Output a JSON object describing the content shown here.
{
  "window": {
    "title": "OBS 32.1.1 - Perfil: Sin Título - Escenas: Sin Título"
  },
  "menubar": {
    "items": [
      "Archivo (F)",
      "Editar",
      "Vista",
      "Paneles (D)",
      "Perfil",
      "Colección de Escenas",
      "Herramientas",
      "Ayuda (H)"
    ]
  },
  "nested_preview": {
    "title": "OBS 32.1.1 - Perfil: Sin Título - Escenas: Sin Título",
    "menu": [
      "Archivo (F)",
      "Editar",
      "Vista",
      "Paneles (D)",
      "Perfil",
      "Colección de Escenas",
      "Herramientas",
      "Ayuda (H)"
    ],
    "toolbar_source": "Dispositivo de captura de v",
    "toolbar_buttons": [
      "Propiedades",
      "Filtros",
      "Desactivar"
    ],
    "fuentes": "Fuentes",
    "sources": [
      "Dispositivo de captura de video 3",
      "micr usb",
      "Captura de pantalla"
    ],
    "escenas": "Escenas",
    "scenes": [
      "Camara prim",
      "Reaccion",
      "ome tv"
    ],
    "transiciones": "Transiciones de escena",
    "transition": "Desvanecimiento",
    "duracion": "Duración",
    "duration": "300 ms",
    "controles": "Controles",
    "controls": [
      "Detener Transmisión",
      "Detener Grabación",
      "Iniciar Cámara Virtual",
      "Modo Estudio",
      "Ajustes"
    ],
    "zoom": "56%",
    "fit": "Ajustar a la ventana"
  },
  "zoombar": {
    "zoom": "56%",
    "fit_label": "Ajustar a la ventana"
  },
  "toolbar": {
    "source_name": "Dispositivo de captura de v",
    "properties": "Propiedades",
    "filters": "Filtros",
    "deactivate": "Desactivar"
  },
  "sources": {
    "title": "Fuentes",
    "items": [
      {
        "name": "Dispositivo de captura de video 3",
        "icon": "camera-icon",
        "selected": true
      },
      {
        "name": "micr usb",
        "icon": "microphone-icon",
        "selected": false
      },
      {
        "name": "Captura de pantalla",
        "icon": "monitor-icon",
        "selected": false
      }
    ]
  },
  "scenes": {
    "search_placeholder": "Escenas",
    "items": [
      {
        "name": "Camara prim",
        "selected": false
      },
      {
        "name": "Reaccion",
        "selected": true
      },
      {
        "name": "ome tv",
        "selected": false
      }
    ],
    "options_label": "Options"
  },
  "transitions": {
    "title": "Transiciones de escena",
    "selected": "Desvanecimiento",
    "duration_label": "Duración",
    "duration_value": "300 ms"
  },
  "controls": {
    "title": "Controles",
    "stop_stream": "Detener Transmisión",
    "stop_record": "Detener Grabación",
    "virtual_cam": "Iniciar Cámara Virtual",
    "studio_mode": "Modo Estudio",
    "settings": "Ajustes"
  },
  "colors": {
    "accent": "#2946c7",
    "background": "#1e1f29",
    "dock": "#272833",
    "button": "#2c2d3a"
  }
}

**Stated exercise:** Each line of the material above must be retyped precisely.

**Output for this exercise:**
Output a JSON object describing the content shown here.
{
  "window": {
    "title": "OBS 32.1.1 - Perfil: Sin Título - Escenas: Sin Título"
  },
  "menubar": {
    "items": [
      "Archivo (F)",
      "Editar",
      "Vista",
      "Paneles (D)",
      "Perfil",
      "Colección de Escenas",
      "Herramientas",
      "Ayuda (H)"
    ]
  },
  "nested_preview": {
    "title": "OBS 32.1.1 - Perfil: Sin Título - Escenas: Sin Título",
    "menu": [
      "Archivo (F)",
      "Editar",
      "Vista",
      "Paneles (D)",
      "Perfil",
      "Colección de Escenas",
      "Herramientas",
      "Ayuda (H)"
    ],
    "toolbar_source": "Dispositivo de captura de v",
    "toolbar_buttons": [
      "Propiedades",
      "Filtros",
      "Desactivar"
    ],
    "fuentes": "Fuentes",
    "sources": [
      "Dispositivo de captura de video 3",
      "micr usb",
      "Captura de pantalla"
    ],
    "escenas": "Escenas",
    "scenes": [
      "Camara prim",
      "Reaccion",
      "ome tv"
    ],
    "transiciones": "Transiciones de escena",
    "transition": "Desvanecimiento",
    "duracion": "Duración",
    "duration": "300 ms",
    "controles": "Controles",
    "controls": [
      "Detener Transmisión",
      "Detener Grabación",
      "Iniciar Cámara Virtual",
      "Modo Estudio",
      "Ajustes"
    ],
    "zoom": "56%",
    "fit": "Ajustar a la ventana"
  },
  "zoombar": {
    "zoom": "56%",
    "fit_label": "Ajustar a la ventana"
  },
  "toolbar": {
    "source_name": "Dispositivo de captura de v",
    "properties": "Propiedades",
    "filters": "Filtros",
    "deactivate": "Desactivar"
  },
  "sources": {
    "title": "Fuentes",
    "items": [
      {
        "name": "Dispositivo de captura de video 3",
        "icon": "camera-icon",
        "selected": true
      },
      {
        "name": "micr usb",
        "icon": "microphone-icon",
        "selected": false
      },
      {
        "name": "Captura de pantalla",
        "icon": "monitor-icon",
        "selected": false
      }
    ]
  },
  "scenes": {
    "search_placeholder": "Escenas",
    "items": [
      {
        "name": "Camara prim",
        "selected": false
      },
      {
        "name": "Reaccion",
        "selected": true
      },
      {
        "name": "ome tv",
        "selected": false
      }
    ],
    "options_label": "Options"
  },
  "transitions": {
    "title": "Transiciones de escena",
    "selected": "Desvanecimiento",
    "duration_label": "Duración",
    "duration_value": "300 ms"
  },
  "controls": {
    "title": "Controles",
    "stop_stream": "Detener Transmisión",
    "stop_record": "Detener Grabación",
    "virtual_cam": "Iniciar Cámara Virtual",
    "studio_mode": "Modo Estudio",
    "settings": "Ajustes"
  },
  "colors": {
    "accent": "#2946c7",
    "background": "#1e1f29",
    "dock": "#272833",
    "button": "#2c2d3a"
  }
}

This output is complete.